● Task details
Reply with the count of lines holding "default", nothing more.

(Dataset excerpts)
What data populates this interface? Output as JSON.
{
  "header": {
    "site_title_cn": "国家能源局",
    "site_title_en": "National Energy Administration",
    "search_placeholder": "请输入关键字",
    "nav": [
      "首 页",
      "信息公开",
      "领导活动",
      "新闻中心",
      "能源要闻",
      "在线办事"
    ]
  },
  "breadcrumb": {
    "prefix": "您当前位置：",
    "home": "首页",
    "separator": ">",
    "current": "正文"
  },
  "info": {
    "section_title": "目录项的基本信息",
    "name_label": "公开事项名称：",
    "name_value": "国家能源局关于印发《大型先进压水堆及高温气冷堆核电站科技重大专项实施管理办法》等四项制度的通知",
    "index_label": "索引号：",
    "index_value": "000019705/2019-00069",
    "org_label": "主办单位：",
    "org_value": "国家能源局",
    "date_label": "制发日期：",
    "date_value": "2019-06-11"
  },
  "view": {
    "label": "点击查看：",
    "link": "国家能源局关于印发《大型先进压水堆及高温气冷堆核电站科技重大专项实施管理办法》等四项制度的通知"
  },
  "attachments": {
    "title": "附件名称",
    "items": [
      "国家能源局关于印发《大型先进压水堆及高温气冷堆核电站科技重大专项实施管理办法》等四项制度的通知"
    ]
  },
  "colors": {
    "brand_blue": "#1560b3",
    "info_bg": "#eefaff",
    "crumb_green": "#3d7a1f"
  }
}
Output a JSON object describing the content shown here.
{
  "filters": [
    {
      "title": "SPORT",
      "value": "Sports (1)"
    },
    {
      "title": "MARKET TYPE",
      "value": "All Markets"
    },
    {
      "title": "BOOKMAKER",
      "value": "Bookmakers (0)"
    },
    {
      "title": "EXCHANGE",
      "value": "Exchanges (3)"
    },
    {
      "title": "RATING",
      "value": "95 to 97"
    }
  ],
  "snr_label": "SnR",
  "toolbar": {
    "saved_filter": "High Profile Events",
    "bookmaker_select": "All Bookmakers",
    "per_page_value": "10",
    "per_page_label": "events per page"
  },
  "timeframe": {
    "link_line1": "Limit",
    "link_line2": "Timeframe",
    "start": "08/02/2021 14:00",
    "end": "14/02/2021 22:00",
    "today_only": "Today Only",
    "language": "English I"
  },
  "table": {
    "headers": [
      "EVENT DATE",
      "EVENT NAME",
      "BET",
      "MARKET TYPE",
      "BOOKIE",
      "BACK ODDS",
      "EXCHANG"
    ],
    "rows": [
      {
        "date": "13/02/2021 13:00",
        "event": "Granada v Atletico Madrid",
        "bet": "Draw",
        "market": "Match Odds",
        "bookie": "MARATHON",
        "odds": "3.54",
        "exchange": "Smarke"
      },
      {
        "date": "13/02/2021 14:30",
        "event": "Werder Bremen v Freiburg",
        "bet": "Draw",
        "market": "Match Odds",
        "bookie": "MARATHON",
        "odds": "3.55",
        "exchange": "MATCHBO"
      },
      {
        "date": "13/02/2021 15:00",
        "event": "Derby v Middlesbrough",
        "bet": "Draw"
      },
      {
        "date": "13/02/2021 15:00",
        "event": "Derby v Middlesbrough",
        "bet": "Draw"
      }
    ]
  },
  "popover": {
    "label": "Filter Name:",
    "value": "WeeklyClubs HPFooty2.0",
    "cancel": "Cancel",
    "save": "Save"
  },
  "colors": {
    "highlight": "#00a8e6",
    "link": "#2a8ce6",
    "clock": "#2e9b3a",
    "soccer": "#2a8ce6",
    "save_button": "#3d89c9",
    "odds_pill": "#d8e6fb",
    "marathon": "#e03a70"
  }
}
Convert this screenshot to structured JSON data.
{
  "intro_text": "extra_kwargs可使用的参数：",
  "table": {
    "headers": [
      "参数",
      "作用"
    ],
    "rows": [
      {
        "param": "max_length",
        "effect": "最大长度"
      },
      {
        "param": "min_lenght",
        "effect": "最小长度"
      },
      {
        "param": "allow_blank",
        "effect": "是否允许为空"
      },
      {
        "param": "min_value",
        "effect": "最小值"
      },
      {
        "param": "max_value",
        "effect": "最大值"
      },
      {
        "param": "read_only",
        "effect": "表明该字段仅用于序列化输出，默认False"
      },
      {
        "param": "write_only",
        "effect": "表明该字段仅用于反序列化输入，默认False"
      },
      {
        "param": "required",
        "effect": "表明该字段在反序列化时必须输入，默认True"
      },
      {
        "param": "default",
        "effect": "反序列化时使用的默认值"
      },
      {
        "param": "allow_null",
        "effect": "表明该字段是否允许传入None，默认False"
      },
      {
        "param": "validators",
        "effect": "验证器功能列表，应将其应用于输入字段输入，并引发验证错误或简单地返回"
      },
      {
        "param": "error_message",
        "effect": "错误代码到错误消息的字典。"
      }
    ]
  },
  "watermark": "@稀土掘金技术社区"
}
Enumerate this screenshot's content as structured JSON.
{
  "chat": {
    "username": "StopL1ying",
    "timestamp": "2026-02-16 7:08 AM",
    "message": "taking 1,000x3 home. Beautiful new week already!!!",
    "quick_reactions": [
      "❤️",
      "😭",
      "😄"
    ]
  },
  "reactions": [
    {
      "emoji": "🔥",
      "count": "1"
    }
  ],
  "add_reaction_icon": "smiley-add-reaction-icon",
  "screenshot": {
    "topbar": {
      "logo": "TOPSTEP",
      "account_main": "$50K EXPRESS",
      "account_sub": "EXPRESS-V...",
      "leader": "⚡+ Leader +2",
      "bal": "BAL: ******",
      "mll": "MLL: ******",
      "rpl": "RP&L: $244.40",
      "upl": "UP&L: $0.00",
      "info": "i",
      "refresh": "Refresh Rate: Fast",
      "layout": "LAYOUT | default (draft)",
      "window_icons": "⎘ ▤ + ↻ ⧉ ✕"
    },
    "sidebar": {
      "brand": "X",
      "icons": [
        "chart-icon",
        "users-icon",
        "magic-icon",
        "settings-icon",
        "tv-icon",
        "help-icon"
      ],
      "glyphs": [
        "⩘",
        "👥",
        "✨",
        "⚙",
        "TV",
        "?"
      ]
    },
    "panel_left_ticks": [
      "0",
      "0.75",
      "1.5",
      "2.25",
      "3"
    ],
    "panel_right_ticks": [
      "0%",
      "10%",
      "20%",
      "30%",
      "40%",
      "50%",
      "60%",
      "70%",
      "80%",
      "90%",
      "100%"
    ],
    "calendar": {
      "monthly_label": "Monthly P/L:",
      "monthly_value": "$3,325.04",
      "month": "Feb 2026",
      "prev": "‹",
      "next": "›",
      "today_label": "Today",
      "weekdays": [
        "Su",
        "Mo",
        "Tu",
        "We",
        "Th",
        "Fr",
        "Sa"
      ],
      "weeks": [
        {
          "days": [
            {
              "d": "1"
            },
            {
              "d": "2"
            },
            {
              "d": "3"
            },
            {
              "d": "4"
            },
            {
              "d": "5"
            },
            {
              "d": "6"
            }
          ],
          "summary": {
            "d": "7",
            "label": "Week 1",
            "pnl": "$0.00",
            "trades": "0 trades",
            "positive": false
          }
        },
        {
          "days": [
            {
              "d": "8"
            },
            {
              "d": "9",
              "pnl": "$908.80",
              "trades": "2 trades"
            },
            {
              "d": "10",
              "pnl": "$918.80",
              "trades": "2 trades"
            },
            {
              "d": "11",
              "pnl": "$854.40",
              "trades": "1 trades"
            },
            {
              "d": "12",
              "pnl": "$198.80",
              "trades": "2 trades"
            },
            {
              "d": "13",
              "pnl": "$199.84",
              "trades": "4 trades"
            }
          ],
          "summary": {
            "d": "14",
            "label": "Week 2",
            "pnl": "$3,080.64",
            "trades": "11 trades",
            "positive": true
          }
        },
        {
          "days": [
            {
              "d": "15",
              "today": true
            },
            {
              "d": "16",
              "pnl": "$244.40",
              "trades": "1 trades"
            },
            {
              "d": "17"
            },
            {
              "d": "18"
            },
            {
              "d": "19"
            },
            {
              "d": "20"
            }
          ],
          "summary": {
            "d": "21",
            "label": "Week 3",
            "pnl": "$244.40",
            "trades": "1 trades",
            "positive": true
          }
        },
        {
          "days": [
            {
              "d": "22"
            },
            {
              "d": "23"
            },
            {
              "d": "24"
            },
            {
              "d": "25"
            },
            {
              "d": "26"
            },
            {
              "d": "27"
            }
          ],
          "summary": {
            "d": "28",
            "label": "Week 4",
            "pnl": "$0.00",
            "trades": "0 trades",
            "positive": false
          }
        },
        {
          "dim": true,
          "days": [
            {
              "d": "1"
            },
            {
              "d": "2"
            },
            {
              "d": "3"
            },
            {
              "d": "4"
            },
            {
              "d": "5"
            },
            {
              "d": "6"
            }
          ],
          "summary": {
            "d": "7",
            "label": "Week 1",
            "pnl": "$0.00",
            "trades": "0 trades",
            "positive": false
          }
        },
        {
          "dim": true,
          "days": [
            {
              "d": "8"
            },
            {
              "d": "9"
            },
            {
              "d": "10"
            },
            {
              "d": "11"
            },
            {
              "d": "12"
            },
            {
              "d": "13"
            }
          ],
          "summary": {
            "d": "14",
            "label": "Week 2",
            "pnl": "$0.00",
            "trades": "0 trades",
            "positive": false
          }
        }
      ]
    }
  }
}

● Response to the exercise
2